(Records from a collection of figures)
******************************
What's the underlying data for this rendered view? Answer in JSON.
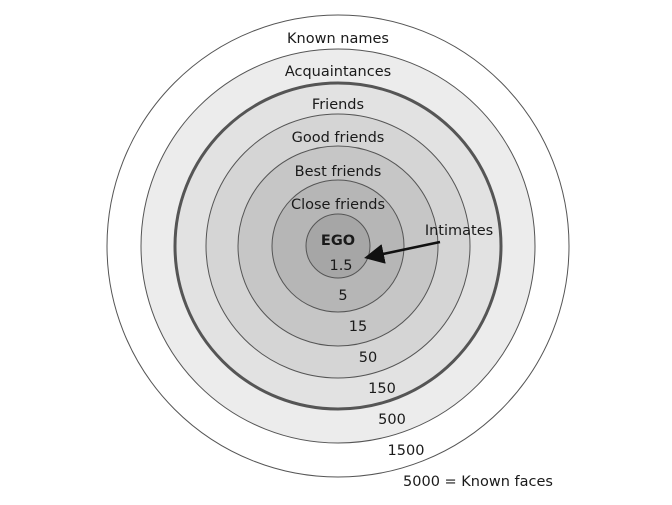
{
  "layers": [
    {
      "label": "Known names",
      "count": "1500",
      "fill": "#ffffff"
    },
    {
      "label": "Acquaintances",
      "count": "500",
      "fill": "#ececec"
    },
    {
      "label": "Friends",
      "count": "150",
      "fill": "#e2e2e2"
    },
    {
      "label": "Good friends",
      "count": "50",
      "fill": "#d5d5d5"
    },
    {
      "label": "Best friends",
      "count": "15",
      "fill": "#c6c6c6"
    },
    {
      "label": "Close friends",
      "count": "5",
      "fill": "#b6b6b6"
    },
    {
      "label": "EGO",
      "count": "1.5",
      "fill": "#a6a6a6"
    }
  ],
  "outer_label": "5000 = Known faces",
  "pointer_label": "Intimates",
  "colors": {
    "stroke": "#555555",
    "thick_stroke": "#555555",
    "text": "#1a1a1a"
  }
}
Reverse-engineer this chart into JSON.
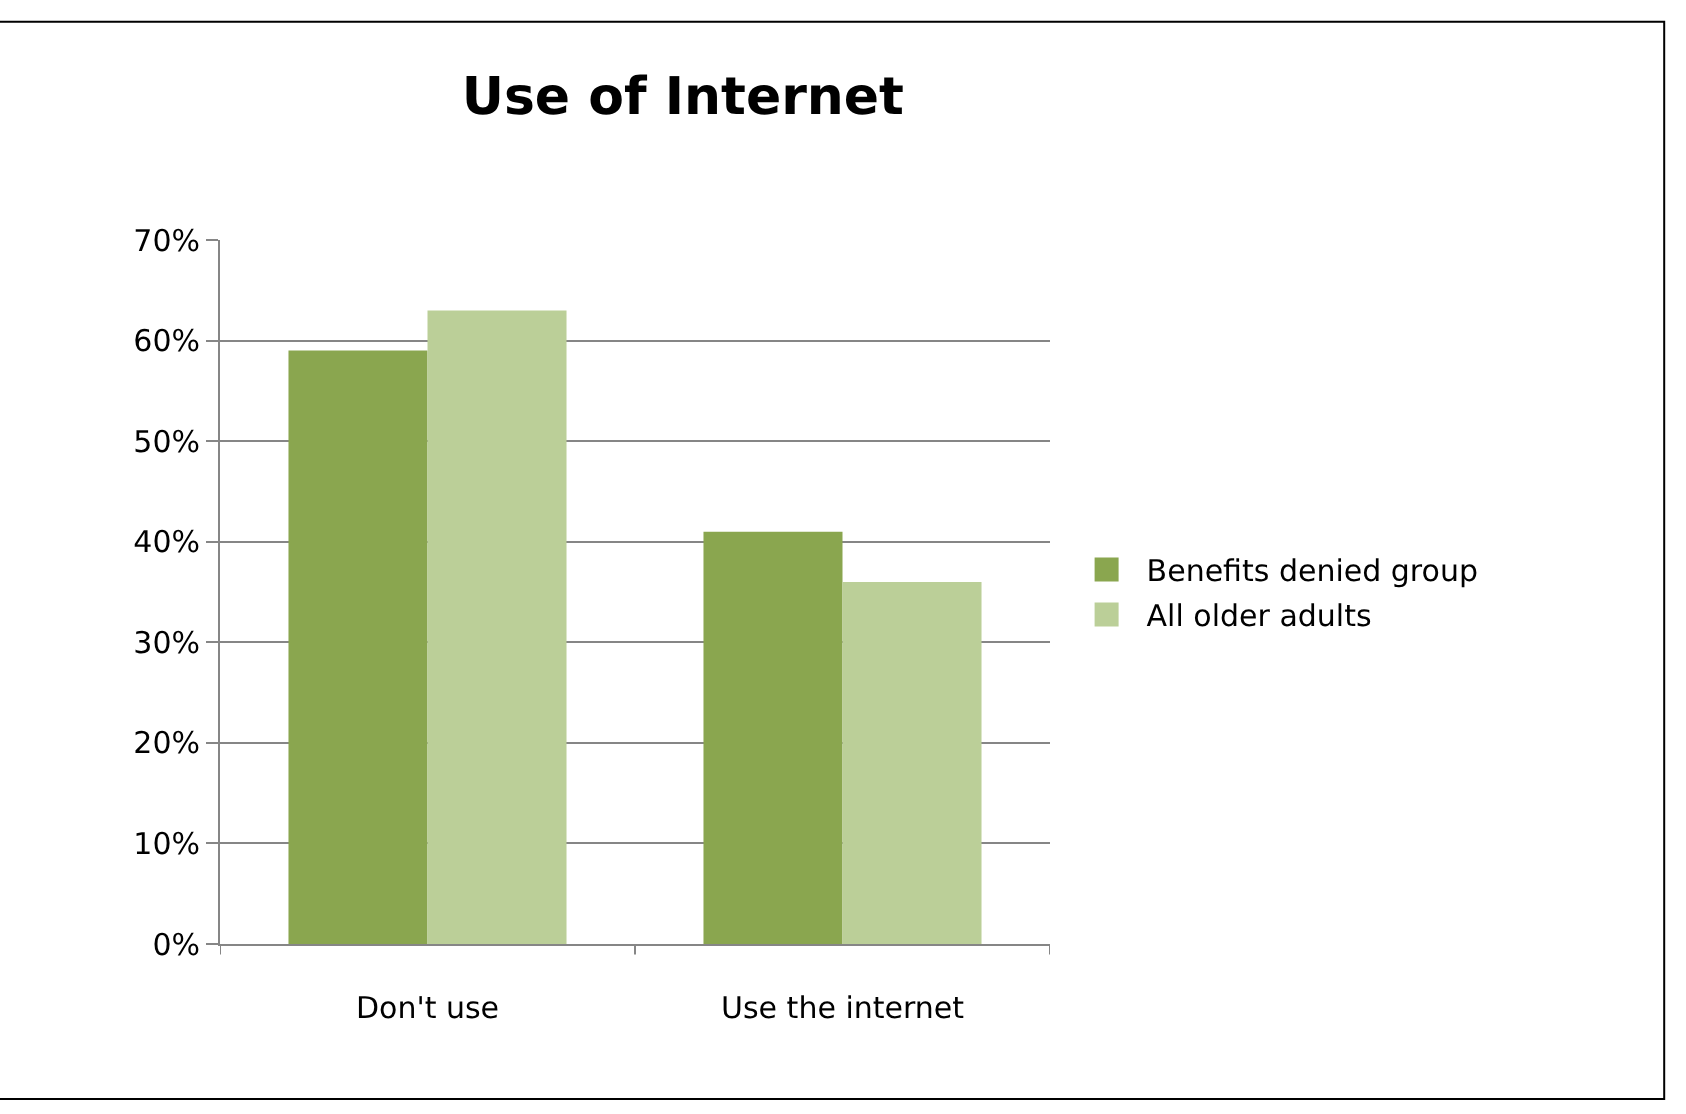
******************************
Task prompt = Using the listing, collect all lines in which the string "JSON" is found.

Response for this exercise =
What's the underlying data for this rendered view? Answer in JSON.
Reverse-engineer this chart into JSON.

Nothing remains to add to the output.